Instructions to follow: The listing below should be printed exactly, every line of it. Skip the pictures.

Data listing:
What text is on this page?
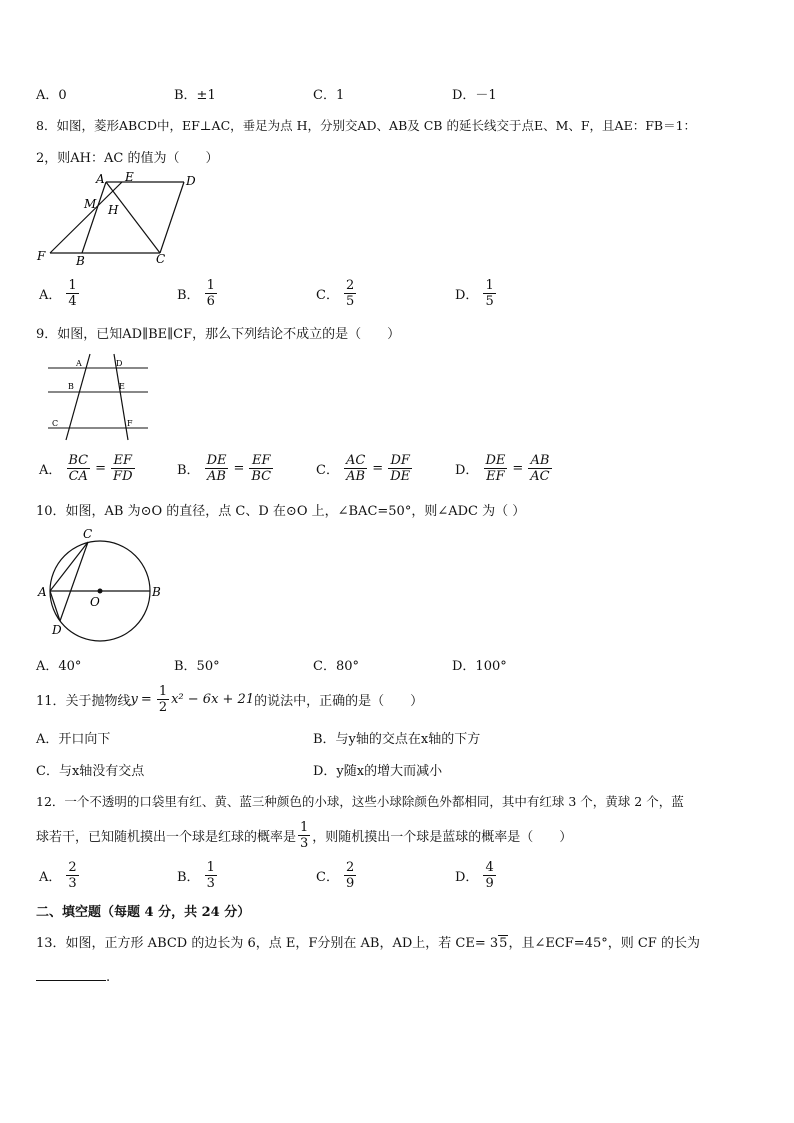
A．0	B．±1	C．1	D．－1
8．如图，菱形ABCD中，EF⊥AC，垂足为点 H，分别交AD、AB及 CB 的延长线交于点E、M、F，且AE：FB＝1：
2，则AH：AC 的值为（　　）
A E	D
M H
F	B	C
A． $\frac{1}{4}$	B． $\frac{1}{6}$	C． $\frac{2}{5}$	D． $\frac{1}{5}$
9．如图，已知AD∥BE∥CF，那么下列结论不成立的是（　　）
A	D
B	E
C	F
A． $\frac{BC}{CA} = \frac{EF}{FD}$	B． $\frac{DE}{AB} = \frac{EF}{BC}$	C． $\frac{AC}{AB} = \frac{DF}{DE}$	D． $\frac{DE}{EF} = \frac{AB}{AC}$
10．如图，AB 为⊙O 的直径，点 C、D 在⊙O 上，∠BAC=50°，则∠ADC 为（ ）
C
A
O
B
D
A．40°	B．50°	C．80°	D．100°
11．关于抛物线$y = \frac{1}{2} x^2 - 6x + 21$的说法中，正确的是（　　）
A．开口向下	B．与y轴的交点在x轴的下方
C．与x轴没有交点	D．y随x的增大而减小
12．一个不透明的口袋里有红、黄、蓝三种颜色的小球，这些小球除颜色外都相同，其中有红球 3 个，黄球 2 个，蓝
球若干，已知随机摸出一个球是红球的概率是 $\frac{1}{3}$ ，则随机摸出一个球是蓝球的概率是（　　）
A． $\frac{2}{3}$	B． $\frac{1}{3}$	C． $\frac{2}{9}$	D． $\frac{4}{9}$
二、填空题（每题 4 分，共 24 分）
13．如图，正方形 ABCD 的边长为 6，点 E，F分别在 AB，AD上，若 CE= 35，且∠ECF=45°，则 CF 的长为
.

Completed exercise:
What text is on this page?
A．0	B．±1	C．1	D．－1
8．如图，菱形ABCD中，EF⊥AC，垂足为点 H，分别交AD、AB及 CB 的延长线交于点E、M、F，且AE：FB＝1：
2，则AH：AC 的值为（　　）
A E	D
M H
F	B	C
A． $\frac{1}{4}$	B． $\frac{1}{6}$	C． $\frac{2}{5}$	D． $\frac{1}{5}$
9．如图，已知AD∥BE∥CF，那么下列结论不成立的是（　　）
A	D
B	E
C	F
A． $\frac{BC}{CA} = \frac{EF}{FD}$	B． $\frac{DE}{AB} = \frac{EF}{BC}$	C． $\frac{AC}{AB} = \frac{DF}{DE}$	D． $\frac{DE}{EF} = \frac{AB}{AC}$
10．如图，AB 为⊙O 的直径，点 C、D 在⊙O 上，∠BAC=50°，则∠ADC 为（ ）
C
A
O
B
D
A．40°	B．50°	C．80°	D．100°
11．关于抛物线$y = \frac{1}{2} x^2 - 6x + 21$的说法中，正确的是（　　）
A．开口向下	B．与y轴的交点在x轴的下方
C．与x轴没有交点	D．y随x的增大而减小
12．一个不透明的口袋里有红、黄、蓝三种颜色的小球，这些小球除颜色外都相同，其中有红球 3 个，黄球 2 个，蓝
球若干，已知随机摸出一个球是红球的概率是 $\frac{1}{3}$ ，则随机摸出一个球是蓝球的概率是（　　）
A． $\frac{2}{3}$	B． $\frac{1}{3}$	C． $\frac{2}{9}$	D． $\frac{4}{9}$
二、填空题（每题 4 分，共 24 分）
13．如图，正方形 ABCD 的边长为 6，点 E，F分别在 AB，AD上，若 CE= 35，且∠ECF=45°，则 CF 的长为
.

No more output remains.